**The task**: Every line that holds the string "календарных" is to be identified and copied.

─── Given entries

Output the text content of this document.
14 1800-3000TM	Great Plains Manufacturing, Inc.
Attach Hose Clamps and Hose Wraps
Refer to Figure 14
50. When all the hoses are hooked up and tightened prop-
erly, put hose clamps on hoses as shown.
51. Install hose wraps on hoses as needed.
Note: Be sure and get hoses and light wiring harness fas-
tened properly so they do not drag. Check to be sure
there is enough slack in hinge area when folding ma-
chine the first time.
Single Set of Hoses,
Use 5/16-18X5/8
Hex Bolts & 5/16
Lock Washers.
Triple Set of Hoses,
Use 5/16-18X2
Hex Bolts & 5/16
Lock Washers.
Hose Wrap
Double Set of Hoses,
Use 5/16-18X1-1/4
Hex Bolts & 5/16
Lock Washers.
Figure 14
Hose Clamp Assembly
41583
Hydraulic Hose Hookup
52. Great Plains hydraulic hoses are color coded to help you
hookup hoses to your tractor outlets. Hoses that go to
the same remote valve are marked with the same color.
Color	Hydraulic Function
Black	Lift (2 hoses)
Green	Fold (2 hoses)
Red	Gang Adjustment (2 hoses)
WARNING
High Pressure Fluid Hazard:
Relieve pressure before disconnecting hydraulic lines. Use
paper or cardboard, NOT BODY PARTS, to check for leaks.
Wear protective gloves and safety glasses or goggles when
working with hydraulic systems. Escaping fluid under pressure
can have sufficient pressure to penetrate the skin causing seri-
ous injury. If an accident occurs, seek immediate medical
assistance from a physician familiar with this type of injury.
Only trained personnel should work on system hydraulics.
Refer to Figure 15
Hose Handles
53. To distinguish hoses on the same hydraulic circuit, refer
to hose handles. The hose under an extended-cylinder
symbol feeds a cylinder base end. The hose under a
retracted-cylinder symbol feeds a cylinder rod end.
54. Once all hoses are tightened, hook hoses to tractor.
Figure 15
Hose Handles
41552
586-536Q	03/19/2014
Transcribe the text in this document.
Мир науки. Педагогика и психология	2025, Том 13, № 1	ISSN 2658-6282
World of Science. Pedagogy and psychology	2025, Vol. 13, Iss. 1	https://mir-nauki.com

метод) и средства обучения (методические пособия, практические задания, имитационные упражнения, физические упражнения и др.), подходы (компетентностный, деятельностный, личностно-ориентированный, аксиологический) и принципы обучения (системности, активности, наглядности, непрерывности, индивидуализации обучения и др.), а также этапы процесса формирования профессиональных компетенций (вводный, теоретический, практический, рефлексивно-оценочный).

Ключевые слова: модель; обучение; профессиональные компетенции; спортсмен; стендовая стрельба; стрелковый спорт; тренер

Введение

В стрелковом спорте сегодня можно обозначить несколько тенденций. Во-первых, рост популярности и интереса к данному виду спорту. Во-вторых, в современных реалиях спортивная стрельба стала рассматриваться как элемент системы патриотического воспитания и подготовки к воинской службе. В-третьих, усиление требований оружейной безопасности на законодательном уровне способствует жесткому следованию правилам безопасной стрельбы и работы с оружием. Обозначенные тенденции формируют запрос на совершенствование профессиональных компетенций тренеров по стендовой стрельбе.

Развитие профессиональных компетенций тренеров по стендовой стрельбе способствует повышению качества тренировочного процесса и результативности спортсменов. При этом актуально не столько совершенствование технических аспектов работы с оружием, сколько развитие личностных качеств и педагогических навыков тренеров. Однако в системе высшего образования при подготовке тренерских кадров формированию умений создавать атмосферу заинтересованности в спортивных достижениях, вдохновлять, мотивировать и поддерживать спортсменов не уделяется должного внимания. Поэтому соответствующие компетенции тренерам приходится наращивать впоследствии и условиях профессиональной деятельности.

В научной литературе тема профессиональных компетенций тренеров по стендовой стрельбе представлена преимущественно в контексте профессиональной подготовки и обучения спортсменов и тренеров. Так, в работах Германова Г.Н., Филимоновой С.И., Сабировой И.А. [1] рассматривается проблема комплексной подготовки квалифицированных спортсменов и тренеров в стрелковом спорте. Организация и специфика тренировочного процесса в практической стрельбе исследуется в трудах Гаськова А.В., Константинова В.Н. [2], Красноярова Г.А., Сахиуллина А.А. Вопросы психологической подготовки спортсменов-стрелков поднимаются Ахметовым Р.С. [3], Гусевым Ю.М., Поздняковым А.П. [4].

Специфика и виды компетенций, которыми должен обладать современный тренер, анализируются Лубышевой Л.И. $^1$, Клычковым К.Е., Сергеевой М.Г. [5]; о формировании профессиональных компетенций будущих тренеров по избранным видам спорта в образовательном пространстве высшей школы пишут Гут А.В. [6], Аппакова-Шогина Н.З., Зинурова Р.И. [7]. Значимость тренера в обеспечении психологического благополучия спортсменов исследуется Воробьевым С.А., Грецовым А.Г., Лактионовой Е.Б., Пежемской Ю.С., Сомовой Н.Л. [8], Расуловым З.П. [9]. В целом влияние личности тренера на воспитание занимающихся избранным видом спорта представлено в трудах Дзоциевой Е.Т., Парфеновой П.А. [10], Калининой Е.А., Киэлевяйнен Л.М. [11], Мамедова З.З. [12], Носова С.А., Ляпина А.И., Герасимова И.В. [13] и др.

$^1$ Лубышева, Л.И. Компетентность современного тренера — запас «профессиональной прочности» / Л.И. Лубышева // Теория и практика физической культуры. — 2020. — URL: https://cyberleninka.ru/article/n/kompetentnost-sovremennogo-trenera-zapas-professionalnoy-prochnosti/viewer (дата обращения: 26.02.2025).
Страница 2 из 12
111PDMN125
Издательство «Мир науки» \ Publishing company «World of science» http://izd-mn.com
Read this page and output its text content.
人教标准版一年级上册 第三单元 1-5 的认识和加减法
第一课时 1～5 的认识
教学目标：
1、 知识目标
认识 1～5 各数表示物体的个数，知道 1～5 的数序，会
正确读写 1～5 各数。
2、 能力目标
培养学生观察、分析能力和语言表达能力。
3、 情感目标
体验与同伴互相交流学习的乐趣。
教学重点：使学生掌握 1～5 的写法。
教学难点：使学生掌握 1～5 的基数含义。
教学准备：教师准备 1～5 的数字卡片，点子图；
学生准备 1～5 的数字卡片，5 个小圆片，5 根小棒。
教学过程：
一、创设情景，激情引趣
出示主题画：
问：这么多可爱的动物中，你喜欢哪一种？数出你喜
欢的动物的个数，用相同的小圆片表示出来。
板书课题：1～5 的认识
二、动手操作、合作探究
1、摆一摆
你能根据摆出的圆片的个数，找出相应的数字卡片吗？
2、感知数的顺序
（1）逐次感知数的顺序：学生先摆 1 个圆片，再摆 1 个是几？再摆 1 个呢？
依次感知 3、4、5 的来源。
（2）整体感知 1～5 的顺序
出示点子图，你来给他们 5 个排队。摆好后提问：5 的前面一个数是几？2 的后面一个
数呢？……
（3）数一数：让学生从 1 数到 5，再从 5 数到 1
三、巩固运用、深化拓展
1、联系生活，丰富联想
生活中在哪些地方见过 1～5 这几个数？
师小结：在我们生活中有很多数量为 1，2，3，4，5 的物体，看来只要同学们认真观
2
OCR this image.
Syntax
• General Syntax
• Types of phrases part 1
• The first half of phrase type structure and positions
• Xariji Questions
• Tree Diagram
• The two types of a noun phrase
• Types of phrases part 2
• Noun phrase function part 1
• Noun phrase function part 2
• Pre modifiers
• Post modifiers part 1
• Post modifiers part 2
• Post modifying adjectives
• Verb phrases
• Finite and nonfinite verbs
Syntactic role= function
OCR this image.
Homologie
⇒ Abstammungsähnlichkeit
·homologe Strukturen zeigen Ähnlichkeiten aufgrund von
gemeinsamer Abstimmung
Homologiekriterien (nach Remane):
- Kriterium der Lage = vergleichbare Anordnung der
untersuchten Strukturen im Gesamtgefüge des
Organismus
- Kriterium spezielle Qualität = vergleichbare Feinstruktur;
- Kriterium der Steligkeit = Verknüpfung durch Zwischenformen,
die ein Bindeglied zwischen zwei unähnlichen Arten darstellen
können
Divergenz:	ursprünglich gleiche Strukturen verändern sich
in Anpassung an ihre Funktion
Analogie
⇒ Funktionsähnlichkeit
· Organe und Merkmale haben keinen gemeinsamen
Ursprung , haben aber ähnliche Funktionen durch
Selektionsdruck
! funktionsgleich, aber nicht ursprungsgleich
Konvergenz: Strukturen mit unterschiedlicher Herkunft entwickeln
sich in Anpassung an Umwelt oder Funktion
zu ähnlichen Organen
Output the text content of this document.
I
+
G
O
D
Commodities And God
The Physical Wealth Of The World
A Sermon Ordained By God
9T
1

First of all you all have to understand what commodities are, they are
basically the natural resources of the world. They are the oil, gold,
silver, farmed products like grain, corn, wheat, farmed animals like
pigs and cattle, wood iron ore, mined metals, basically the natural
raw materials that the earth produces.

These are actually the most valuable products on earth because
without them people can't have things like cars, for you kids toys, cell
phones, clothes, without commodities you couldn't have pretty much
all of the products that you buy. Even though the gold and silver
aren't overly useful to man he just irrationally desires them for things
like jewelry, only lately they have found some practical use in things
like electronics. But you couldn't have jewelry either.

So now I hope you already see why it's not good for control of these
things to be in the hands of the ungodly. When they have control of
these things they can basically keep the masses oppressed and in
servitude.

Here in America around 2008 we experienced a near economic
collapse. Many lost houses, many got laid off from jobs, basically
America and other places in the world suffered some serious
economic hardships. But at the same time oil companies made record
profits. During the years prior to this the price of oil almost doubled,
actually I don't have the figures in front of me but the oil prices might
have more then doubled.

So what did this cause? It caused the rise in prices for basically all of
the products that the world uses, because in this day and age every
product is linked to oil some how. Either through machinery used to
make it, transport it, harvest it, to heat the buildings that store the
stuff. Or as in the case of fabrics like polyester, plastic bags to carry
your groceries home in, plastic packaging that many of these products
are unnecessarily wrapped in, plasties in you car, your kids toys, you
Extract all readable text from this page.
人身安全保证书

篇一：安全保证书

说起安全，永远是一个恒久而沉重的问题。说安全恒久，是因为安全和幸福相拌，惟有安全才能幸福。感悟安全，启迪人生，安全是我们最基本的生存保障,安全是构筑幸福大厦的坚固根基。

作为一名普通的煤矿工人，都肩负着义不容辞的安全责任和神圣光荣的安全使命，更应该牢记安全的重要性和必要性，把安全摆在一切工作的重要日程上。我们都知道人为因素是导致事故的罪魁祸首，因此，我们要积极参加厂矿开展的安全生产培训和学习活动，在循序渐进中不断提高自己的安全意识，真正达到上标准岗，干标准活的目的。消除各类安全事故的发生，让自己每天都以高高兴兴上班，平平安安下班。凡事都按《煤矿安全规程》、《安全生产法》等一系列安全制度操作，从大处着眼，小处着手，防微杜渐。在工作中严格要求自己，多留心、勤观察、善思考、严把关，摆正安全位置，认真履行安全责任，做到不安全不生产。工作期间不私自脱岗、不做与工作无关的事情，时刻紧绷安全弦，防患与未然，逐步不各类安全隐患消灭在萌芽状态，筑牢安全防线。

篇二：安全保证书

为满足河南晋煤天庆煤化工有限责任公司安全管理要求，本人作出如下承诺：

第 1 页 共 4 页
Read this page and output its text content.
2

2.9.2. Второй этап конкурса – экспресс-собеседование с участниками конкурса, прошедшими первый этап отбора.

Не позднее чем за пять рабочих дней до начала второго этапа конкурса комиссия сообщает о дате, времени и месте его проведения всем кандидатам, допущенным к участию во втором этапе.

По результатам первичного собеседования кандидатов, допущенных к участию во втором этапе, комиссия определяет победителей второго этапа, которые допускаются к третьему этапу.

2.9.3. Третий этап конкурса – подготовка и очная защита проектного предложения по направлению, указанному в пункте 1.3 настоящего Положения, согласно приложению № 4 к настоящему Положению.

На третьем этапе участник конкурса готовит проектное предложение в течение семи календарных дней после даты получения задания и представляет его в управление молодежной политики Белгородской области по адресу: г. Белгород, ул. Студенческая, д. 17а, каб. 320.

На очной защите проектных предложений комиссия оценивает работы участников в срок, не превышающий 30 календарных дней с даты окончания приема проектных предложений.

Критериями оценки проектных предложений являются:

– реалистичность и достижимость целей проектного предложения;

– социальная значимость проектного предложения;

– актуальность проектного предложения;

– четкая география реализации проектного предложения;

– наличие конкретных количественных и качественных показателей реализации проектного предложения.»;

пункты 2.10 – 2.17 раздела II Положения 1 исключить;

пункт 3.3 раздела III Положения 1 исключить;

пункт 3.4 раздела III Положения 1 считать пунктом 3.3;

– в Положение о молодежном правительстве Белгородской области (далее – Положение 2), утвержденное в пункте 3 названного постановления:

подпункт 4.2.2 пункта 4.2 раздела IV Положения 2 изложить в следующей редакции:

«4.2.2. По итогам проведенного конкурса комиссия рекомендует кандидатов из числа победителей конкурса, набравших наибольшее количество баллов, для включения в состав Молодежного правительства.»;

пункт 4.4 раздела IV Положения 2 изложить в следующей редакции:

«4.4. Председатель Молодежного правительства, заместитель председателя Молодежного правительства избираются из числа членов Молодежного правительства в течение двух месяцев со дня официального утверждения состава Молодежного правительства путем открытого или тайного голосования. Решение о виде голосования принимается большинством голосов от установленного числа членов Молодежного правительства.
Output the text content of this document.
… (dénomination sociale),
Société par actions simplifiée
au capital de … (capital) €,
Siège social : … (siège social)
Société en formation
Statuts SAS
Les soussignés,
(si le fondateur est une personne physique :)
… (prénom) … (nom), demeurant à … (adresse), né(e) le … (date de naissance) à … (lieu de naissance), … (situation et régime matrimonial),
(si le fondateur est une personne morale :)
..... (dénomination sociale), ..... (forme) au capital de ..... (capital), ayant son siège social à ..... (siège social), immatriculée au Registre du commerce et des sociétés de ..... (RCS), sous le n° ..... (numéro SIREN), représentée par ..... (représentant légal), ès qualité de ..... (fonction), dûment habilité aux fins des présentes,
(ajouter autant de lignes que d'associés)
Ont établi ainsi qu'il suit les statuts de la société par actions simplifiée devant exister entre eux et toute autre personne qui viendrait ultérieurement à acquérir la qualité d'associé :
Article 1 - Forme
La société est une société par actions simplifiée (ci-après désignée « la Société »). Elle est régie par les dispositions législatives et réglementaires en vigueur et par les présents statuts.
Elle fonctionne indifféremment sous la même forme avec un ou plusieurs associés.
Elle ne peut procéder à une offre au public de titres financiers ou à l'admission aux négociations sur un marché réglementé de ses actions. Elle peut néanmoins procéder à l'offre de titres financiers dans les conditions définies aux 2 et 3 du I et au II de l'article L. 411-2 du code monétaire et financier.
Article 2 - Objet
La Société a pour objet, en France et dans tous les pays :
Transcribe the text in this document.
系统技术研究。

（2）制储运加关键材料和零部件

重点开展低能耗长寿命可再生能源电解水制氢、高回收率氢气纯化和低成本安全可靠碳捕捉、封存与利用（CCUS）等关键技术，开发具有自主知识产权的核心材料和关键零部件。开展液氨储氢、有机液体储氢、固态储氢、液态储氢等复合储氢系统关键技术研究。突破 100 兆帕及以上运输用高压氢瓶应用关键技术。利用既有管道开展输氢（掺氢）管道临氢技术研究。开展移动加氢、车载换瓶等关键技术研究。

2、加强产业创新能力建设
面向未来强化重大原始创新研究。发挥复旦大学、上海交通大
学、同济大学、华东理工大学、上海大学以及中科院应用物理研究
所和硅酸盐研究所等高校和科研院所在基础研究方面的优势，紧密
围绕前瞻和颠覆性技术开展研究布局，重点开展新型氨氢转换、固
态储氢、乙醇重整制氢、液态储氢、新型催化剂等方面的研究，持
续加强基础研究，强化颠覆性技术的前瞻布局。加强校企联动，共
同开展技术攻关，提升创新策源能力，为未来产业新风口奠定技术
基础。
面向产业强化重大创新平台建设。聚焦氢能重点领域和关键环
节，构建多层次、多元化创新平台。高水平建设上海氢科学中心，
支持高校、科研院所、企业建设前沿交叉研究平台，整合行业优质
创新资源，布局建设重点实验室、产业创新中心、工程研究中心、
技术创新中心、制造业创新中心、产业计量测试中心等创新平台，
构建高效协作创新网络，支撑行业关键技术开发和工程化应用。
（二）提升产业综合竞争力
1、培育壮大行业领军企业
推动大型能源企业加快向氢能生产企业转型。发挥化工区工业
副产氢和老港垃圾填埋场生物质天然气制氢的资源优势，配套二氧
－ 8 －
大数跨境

──────

**Task solution**:
На третьем этапе участник конкурса готовит проектное предложение в течение семи календарных дней после даты получения задания и представляет его в управление молодежной политики Белгородской области по адресу: г. Белгород, ул. Студенческая, д. 17а, каб. 320.
На очной защите проектных предложений комиссия оценивает работы участников в срок, не превышающий 30 календарных дней с даты окончания приема проектных предложений.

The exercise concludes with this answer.